◆ Description of the task
Return the records verbatim, from the line with "Itemize the components" up to and including the line with "dock-settings-icon[interactable] [814,716,852,754]".

◆ Input for this task

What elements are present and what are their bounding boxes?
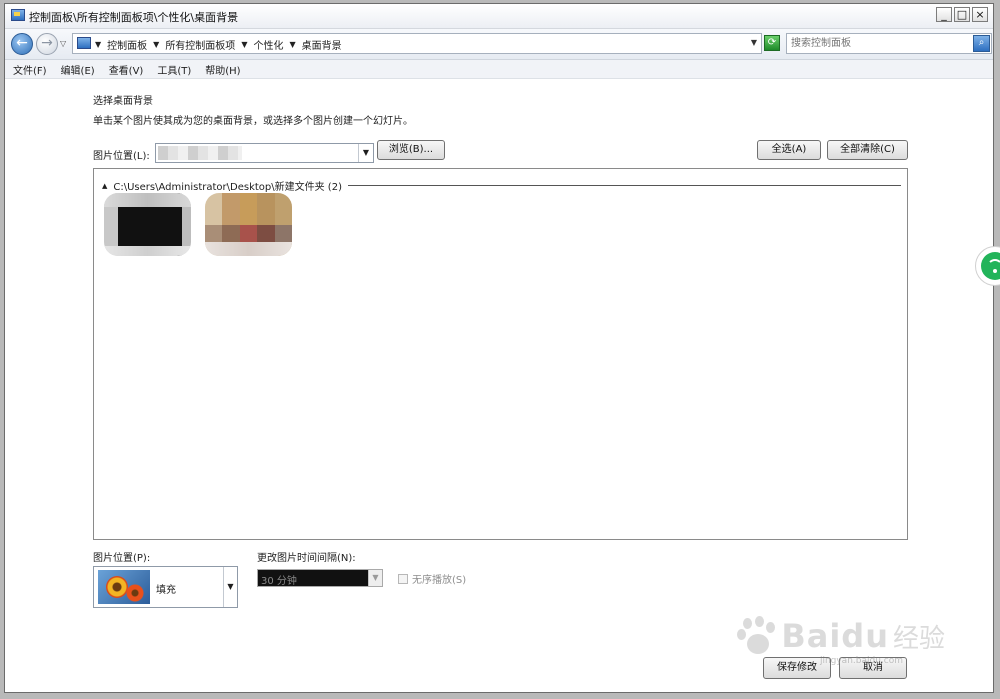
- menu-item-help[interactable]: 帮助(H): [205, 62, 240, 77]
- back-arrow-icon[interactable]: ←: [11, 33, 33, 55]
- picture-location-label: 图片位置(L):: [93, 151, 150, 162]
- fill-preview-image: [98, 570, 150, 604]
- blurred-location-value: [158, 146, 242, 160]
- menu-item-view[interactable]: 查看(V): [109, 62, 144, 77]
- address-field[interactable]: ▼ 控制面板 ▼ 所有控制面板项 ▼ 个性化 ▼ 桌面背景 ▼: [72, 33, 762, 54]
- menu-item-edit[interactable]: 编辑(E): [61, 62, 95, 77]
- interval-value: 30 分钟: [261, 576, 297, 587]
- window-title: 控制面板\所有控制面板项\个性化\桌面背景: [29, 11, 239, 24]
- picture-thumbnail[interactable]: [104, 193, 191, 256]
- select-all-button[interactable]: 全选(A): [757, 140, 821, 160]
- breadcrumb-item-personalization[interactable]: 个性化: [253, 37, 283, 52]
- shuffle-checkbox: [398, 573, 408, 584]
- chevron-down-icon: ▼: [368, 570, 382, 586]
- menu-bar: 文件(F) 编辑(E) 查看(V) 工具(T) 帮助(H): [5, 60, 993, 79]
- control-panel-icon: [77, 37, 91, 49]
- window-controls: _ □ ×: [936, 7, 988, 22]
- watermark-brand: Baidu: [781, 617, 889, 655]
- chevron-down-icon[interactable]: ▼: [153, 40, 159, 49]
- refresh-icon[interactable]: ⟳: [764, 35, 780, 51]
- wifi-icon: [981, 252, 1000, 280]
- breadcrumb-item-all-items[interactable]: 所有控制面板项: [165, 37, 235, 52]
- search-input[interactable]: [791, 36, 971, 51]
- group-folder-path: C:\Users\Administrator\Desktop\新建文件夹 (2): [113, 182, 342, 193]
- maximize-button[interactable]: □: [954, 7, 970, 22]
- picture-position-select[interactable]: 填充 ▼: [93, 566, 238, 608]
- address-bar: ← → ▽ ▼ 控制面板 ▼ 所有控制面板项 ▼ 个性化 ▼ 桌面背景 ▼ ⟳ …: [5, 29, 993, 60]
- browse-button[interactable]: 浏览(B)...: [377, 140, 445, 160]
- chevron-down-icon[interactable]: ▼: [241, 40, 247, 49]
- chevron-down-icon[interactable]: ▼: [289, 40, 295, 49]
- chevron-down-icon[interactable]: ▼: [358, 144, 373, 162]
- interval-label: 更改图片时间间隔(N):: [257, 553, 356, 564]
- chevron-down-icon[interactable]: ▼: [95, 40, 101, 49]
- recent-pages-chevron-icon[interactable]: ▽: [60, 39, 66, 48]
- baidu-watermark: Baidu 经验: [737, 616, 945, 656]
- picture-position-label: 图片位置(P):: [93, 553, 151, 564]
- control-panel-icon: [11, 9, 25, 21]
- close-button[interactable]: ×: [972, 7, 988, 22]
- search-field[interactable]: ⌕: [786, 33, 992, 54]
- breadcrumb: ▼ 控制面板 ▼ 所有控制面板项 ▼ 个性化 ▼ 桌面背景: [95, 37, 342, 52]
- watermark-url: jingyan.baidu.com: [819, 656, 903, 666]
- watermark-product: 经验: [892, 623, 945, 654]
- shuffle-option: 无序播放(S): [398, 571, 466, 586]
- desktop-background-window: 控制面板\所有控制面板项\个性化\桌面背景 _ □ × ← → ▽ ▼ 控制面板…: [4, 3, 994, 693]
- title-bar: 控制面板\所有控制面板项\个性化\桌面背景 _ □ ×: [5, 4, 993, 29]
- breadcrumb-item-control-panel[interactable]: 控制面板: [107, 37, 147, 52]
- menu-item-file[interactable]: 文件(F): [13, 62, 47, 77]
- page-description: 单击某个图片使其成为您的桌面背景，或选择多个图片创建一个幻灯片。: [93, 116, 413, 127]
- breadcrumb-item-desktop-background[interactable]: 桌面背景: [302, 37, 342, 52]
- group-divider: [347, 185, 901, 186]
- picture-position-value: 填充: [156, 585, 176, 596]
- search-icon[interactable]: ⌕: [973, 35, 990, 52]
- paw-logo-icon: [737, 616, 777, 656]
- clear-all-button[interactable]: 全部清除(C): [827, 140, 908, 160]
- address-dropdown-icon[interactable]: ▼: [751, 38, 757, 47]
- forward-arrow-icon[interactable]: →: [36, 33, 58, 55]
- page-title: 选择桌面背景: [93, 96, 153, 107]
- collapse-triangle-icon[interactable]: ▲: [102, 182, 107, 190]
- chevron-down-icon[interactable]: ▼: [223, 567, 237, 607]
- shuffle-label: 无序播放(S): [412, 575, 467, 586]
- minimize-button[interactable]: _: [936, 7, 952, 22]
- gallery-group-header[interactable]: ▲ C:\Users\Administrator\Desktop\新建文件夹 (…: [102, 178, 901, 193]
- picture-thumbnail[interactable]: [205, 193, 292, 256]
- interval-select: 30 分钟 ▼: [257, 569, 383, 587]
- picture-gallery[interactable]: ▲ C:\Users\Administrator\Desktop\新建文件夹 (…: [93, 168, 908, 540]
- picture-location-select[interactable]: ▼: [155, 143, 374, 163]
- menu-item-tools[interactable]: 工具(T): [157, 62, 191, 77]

...

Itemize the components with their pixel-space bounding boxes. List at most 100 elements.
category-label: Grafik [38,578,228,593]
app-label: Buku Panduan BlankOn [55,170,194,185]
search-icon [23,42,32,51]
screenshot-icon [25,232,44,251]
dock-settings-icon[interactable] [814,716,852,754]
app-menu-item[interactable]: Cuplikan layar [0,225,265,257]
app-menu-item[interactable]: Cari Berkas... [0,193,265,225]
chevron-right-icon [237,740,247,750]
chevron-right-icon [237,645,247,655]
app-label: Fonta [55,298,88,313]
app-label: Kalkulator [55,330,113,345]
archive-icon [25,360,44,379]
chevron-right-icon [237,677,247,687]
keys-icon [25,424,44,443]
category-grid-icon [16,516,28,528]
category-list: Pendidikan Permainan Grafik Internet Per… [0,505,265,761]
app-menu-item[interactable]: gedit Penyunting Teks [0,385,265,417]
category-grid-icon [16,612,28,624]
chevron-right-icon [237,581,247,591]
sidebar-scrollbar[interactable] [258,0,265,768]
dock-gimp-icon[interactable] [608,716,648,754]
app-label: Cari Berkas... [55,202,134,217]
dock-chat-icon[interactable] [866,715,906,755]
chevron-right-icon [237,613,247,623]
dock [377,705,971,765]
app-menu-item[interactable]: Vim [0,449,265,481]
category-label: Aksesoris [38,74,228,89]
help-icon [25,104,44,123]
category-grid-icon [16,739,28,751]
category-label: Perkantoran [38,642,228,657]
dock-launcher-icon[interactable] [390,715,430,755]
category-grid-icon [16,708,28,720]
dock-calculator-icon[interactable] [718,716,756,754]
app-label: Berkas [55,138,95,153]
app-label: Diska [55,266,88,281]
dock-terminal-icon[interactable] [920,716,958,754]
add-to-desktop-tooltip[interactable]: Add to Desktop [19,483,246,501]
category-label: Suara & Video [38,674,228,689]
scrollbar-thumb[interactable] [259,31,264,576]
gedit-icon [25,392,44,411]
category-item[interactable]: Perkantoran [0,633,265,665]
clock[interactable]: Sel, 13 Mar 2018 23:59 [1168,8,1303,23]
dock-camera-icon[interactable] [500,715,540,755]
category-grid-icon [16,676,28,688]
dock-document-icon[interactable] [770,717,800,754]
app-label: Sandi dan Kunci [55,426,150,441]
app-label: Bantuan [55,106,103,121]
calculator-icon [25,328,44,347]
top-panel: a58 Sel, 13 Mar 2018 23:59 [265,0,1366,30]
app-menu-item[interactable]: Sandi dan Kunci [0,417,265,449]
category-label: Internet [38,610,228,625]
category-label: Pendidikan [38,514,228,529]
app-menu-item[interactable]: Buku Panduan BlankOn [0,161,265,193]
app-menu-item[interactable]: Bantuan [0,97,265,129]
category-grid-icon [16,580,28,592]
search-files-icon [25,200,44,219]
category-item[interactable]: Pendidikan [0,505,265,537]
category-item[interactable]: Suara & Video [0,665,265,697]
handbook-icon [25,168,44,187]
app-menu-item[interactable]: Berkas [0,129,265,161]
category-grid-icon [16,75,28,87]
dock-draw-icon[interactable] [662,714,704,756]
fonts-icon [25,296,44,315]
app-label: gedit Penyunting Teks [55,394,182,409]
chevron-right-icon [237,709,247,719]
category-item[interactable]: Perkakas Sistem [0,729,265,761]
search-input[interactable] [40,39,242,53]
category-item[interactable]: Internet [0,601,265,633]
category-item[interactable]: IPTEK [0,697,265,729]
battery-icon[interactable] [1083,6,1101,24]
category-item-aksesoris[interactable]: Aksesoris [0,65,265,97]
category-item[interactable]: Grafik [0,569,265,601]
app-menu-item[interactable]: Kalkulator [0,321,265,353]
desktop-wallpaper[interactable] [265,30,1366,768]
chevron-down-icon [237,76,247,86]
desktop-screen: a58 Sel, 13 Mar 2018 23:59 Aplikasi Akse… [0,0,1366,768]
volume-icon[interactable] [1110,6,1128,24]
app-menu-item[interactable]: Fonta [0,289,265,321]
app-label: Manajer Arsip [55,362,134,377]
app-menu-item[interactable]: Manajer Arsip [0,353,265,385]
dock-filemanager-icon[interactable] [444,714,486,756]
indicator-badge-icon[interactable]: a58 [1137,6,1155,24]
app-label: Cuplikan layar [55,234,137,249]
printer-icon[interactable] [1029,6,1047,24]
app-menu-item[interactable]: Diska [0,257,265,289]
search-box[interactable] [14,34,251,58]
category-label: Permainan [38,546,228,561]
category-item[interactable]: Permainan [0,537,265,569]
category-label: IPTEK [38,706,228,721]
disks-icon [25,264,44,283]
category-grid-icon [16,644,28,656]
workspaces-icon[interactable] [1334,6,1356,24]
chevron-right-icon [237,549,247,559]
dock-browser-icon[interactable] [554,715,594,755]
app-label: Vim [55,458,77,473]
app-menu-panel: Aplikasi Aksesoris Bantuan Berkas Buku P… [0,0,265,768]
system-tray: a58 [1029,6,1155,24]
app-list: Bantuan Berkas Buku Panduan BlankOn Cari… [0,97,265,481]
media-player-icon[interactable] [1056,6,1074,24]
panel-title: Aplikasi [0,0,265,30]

◆ Right answer
Itemize the components with their pixel-space bounding boxes. List at most 100 elements.
category-label: Grafik [38,578,228,593]
app-label: Buku Panduan BlankOn [55,170,194,185]
search-icon [23,42,32,51]
screenshot-icon [25,232,44,251]
dock-settings-icon[interactable] [814,716,852,754]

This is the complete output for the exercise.